§ **GIVEN PASSAGE**
José Urben Farías

Personal information
- Full name: José Urben Farías
- Date of birth: 17 April 1937
- Place of birth: Bolívar, Argentina
- Date of death: 10 June 2004 (aged 67)
- Place of death: Buenos Aires Argentina
- Position(s): Midfielder

Senior career*
- Years: Team / Apps / (Gls)
- 1957: Boca Juniors / 2 / (1)
- 1958: Gimnasia La Plata / 3 / (3)
- 1959: Lanús / 1 / (0)
- 1960–1961: Los Andes / 13 / (4)
- 1962: Huracán / 1 / (0)
- 1962–1963: RC Paris / 6 / (3)
- 1963–1967: Strasbourg / 127 / (49)
- 1967–1970: Red Star / 94 / (26)
- 1970–1972: Toulouse / 49 / (10)
- Total:  / 296 / (96)

Managerial career
- 1970–1972: Toulouse
- 1972–1974: Red Star

= José Farías =

Argentine footballer and manager (1937-2004)

§ **Page layout parsing data**

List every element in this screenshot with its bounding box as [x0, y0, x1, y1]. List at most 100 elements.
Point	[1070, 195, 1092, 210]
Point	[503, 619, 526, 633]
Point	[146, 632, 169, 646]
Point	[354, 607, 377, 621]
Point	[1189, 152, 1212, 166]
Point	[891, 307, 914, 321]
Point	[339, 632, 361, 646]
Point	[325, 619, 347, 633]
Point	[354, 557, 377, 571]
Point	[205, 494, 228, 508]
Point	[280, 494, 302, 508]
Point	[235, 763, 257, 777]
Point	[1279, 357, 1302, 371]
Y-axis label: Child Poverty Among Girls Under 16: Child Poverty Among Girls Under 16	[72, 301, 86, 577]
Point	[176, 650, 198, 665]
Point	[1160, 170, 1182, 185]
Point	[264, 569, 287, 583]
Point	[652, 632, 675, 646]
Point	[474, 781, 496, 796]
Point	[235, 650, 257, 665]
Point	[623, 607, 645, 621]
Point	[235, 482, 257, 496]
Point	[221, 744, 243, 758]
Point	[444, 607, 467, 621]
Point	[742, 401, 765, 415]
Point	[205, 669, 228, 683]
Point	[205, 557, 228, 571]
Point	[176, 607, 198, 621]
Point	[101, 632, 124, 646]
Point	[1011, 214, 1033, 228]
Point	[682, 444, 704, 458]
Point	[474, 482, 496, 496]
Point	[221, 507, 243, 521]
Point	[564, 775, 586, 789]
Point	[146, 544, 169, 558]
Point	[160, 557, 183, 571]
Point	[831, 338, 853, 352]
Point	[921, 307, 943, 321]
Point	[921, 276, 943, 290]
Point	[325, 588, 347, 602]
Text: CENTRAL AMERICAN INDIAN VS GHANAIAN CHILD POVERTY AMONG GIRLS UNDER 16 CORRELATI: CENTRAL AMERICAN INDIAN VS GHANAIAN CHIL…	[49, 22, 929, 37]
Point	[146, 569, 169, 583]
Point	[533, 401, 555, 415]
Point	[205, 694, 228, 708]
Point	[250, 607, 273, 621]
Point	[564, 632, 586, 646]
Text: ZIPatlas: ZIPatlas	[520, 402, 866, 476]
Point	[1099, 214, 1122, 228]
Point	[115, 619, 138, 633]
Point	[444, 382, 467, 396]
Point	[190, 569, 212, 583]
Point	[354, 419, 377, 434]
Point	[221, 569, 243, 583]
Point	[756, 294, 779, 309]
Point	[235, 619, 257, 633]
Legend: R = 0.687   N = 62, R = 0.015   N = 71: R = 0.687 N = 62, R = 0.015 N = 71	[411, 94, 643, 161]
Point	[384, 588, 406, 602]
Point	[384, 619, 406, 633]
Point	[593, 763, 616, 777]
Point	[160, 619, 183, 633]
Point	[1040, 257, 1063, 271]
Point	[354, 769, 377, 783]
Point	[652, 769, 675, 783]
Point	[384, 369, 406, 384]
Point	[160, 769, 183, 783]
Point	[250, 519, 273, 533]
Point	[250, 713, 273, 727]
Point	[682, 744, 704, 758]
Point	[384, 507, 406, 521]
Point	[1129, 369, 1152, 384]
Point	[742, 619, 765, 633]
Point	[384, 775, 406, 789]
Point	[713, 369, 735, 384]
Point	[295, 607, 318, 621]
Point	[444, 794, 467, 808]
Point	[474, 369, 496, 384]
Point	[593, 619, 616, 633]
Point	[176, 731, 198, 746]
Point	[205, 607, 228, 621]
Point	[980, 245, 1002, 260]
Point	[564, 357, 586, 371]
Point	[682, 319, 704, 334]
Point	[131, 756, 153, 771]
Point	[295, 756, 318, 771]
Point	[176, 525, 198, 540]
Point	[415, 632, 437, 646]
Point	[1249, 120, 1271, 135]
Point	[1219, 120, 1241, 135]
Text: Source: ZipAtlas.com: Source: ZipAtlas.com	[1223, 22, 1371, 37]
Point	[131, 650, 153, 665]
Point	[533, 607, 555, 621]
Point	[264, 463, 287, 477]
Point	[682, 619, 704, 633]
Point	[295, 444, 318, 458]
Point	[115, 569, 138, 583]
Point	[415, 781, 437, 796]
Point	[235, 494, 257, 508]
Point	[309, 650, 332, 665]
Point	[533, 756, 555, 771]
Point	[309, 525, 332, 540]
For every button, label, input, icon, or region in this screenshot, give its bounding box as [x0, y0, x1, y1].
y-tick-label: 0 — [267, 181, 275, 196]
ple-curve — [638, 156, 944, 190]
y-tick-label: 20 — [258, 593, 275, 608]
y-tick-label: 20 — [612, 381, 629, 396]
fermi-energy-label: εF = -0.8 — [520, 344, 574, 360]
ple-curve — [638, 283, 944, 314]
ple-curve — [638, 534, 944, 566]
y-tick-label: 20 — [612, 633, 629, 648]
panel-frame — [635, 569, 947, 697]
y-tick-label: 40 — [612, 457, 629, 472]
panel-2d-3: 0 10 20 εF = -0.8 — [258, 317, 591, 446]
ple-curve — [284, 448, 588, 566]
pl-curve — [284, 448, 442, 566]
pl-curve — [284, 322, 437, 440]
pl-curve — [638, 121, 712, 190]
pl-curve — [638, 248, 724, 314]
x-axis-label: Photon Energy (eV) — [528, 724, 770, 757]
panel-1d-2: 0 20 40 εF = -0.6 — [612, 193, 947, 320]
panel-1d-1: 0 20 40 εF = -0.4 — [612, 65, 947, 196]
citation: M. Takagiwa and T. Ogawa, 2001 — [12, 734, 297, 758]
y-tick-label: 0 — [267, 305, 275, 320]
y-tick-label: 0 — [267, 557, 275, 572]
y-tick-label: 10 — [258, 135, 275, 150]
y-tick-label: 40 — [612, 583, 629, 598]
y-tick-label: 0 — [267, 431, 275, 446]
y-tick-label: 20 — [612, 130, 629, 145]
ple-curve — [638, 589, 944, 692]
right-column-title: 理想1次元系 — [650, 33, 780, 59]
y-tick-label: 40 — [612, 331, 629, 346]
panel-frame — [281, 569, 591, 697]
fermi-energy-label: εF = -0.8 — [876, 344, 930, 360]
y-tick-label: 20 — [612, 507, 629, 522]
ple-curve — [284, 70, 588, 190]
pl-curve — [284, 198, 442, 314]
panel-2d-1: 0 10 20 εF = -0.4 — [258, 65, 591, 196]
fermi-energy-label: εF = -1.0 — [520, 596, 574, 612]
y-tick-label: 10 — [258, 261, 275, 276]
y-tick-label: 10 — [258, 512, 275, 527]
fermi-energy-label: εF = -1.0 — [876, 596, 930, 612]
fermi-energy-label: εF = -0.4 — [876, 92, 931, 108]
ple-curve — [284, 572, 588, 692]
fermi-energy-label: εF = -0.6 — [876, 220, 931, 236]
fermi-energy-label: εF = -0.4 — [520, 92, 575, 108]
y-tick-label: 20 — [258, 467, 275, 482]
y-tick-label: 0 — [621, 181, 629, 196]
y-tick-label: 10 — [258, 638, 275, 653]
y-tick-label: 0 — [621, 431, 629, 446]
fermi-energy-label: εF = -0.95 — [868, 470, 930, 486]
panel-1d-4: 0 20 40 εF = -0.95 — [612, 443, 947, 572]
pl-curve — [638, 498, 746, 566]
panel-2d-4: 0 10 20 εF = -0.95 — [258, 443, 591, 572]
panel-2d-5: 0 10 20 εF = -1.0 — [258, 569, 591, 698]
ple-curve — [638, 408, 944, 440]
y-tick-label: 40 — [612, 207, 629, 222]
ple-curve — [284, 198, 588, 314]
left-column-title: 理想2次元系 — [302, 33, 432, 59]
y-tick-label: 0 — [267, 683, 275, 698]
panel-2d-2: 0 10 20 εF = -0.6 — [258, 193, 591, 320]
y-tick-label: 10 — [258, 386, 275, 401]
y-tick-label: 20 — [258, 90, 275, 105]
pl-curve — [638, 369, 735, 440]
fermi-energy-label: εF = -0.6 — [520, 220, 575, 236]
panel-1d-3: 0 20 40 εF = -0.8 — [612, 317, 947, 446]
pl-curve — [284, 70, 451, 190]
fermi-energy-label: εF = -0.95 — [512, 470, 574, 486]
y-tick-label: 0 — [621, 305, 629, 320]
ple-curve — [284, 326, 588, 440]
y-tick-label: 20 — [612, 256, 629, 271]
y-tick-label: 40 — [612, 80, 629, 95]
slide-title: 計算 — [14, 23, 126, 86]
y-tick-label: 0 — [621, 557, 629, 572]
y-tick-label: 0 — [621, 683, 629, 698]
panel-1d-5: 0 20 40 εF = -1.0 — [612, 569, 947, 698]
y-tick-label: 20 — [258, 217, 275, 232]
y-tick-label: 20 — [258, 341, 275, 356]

§ **PROBLEM DESCRIPTION**
From the senior career table in the José Farías profile, list every team where he made fewer than 10 appearances. You can set the records aside, since they play no part here.

§ **THE ANSWER**
Boca Juniors, Gimnasia La Plata, Lanús, Huracán, RC Paris